■ What is asked ■
Extract each line holding the word "with" from the entries.

■ Data lines ■

◇ ◇ ◇ ◇ ◇ ◇ ◇

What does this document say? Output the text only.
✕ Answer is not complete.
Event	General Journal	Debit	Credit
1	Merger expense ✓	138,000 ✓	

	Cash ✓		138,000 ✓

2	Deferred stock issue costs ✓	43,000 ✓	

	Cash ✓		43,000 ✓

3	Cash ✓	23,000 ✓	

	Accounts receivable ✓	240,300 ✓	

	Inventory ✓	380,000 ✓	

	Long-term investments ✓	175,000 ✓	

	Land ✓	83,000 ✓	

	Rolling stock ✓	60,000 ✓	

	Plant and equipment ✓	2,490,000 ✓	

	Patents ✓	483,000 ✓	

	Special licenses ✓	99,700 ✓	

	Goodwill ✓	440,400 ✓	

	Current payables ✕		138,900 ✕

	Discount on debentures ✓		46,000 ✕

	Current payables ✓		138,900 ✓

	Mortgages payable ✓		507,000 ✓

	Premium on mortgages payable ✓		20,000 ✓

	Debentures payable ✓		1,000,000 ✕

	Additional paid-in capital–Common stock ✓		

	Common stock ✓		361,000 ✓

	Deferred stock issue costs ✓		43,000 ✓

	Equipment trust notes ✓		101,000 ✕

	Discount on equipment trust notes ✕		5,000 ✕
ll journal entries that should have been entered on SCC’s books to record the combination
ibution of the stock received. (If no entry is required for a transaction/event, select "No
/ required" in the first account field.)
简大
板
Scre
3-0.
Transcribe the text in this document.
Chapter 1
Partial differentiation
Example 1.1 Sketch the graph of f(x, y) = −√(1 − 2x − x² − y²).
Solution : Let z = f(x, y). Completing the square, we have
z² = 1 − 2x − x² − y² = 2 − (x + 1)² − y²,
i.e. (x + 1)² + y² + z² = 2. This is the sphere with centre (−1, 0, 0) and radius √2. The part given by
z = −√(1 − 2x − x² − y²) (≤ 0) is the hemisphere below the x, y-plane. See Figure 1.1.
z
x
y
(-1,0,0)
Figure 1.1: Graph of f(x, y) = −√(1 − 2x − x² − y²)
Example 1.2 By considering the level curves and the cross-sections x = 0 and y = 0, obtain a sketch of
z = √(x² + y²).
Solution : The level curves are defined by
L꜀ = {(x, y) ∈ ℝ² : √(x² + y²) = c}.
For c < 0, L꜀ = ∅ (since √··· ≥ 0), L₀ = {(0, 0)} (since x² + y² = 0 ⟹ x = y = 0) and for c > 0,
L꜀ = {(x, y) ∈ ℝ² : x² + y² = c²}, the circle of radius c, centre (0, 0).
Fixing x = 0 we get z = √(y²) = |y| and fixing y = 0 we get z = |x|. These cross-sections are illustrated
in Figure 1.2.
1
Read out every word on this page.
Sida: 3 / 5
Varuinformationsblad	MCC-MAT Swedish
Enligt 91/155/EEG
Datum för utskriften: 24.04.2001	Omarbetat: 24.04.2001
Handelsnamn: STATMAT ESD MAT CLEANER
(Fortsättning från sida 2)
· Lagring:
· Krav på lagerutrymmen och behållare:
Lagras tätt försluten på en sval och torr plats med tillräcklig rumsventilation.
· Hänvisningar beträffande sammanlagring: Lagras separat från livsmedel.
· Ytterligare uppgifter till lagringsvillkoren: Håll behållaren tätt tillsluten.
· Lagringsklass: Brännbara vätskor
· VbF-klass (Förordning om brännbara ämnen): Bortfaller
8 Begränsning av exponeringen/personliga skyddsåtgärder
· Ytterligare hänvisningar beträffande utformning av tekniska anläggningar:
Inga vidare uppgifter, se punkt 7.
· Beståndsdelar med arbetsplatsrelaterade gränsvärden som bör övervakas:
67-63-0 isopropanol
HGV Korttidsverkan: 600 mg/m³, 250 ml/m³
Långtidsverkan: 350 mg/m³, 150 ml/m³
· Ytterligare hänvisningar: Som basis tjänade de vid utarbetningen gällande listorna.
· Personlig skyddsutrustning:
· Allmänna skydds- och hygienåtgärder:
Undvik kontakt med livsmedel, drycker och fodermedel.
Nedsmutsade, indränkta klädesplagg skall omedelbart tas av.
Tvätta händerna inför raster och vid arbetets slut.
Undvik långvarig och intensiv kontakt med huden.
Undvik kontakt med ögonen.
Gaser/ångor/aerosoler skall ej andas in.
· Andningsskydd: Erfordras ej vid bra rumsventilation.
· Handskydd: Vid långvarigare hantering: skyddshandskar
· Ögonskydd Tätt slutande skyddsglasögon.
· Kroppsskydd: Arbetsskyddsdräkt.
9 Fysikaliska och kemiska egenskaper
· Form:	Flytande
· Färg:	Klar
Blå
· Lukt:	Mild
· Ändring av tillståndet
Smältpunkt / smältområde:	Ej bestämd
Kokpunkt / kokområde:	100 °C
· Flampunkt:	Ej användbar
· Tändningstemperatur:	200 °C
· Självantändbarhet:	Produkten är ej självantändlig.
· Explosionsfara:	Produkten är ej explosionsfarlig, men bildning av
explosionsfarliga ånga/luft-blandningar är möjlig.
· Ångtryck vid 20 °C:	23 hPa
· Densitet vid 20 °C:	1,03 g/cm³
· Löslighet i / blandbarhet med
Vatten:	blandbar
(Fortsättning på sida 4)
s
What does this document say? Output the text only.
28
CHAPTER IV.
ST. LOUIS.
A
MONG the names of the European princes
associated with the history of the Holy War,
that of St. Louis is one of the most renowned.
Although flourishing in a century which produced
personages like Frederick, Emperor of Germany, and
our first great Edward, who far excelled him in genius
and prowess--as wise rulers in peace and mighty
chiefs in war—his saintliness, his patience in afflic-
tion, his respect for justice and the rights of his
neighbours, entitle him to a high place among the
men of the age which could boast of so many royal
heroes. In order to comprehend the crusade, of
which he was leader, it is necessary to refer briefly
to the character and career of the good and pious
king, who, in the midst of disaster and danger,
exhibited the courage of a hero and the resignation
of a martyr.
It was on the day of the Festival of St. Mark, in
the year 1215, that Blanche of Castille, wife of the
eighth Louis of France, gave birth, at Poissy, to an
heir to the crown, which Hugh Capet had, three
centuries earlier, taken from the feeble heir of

◇ ◇ ◇ ◇ ◇ ◇ ◇

■ Solved problem ■
i.e. (x + 1)² + y² + z² = 2. This is the sphere with centre (−1, 0, 0) and radius √2. The part given by
associated with the history of the Holy War,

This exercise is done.